## [Quoted text]
════════
We can remove special characters, double spaces and convert values to upper case to make the column (EVTYPE) slightly uniform
weather.data.selected$EVTYPE <- gsub(" ", " ", (gsub("[[:punct:]]","",
toupper(weather.data.selected$EVTYPE))))
According to NOAA directive (NWSPD 10-16), the following are the list of weather events
    Astronomical Low Tide
    Avalanche
    Blizzard
    Coastal Flood
    Cold/Wind Chill
    Debris Flow
    Dense Fog
    Dense Smoke
    Drought
    Dust Devil
    Dust Storm
    Excessive Heat
    Extreme Cold/Wind Chill
    Flash Flood
    Flood     Frost/Freeze
    Funnel Cloud
    Freezing Fog
    Hail
    Heat
    Heavy Rain
    Heavy Snow
    High Surf
    High Wind
    Hurricane (Typhoon)
════════
## [To do]
1) In the weather data excerpt, which NOAA directive is cited as the source of the list of weather events?
2) From the weather data excerpt, list every weather event whose name begins with the letter D.
The lines that come after the excerpt aren't needed here.

## [Material provided]
════════
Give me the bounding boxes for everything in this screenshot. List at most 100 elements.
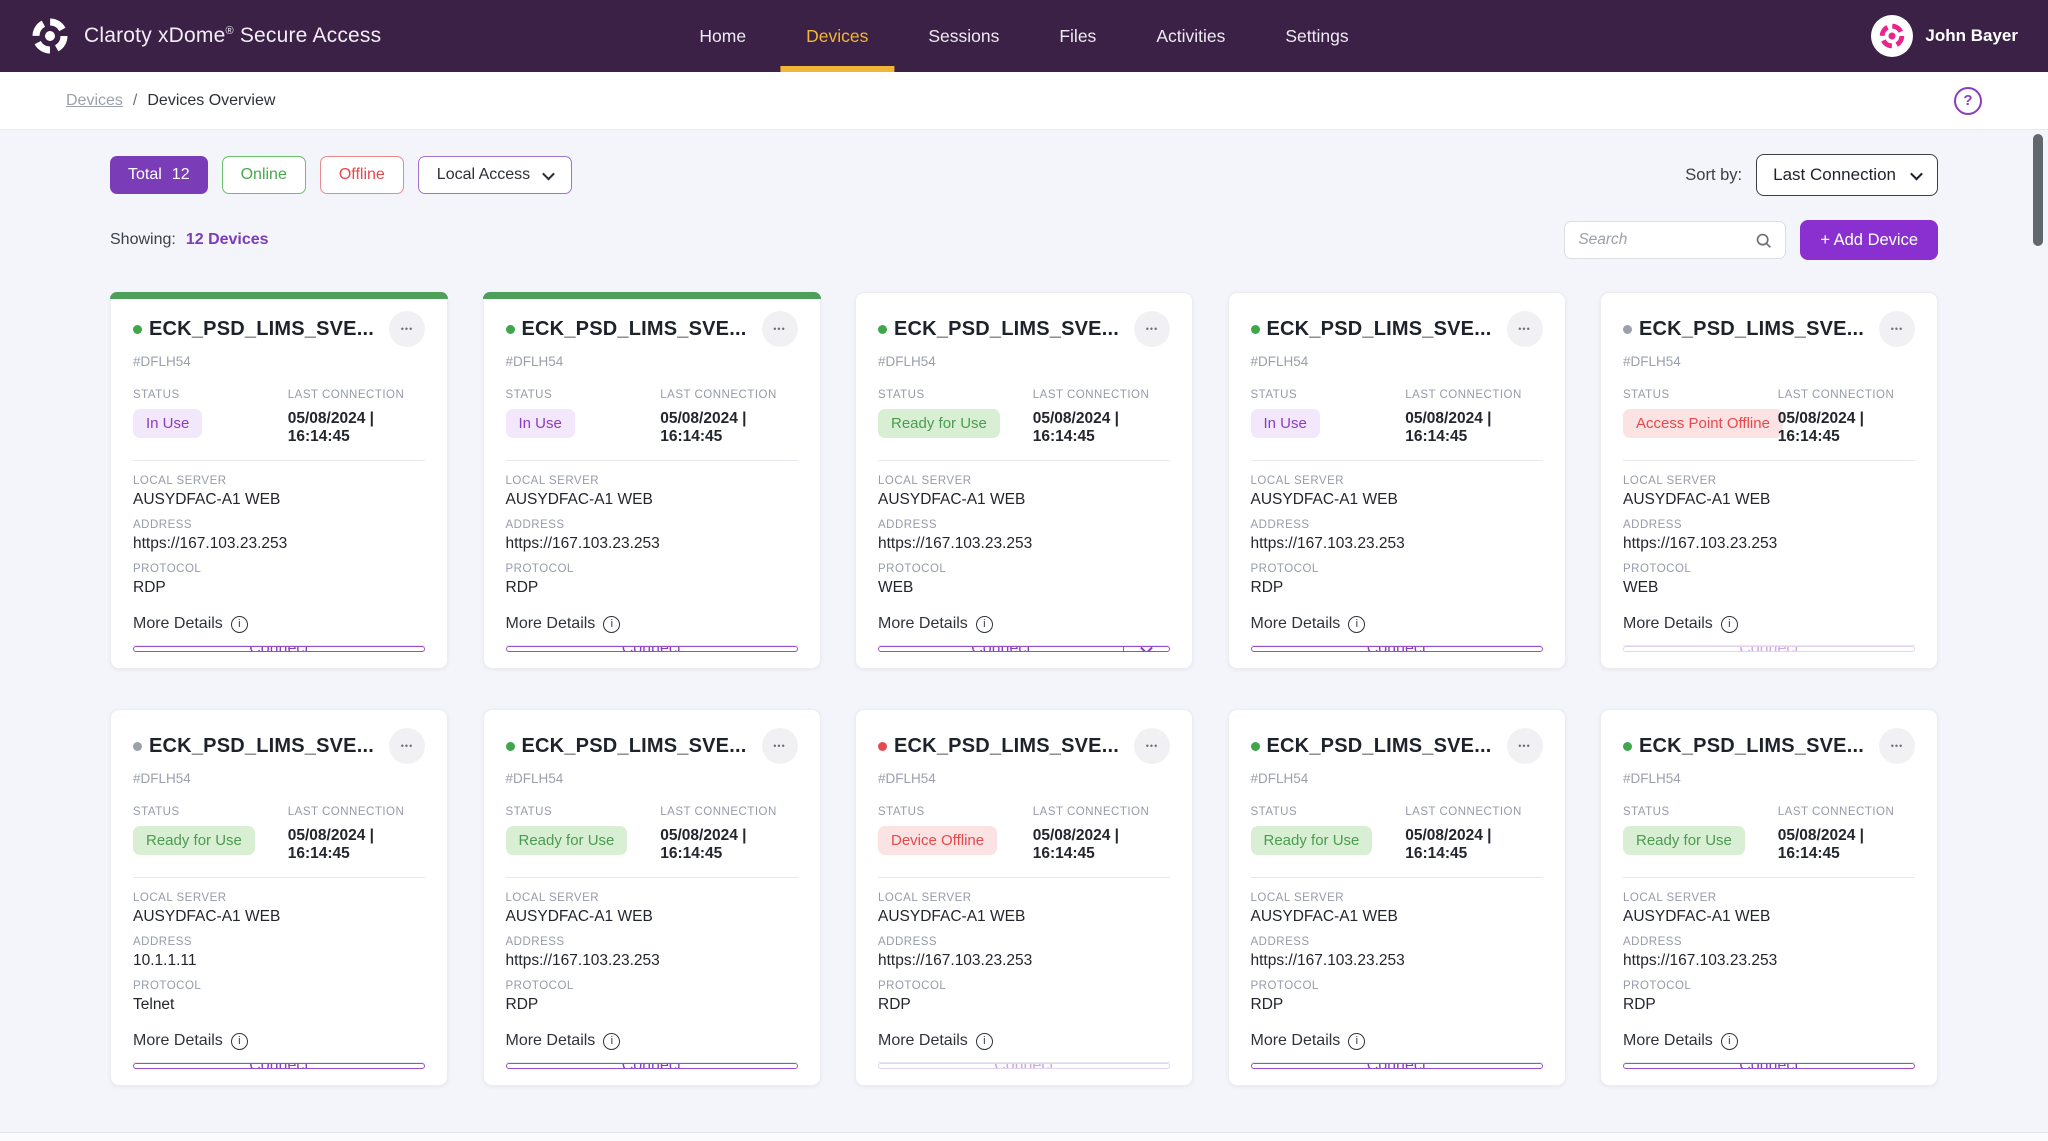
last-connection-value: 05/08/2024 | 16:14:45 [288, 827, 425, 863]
════════
## [Responses for each task]
1) NWSPD 10-16

2) Debris Flow, Dense Fog, Dense Smoke, Drought, Dust Devil, Dust Storm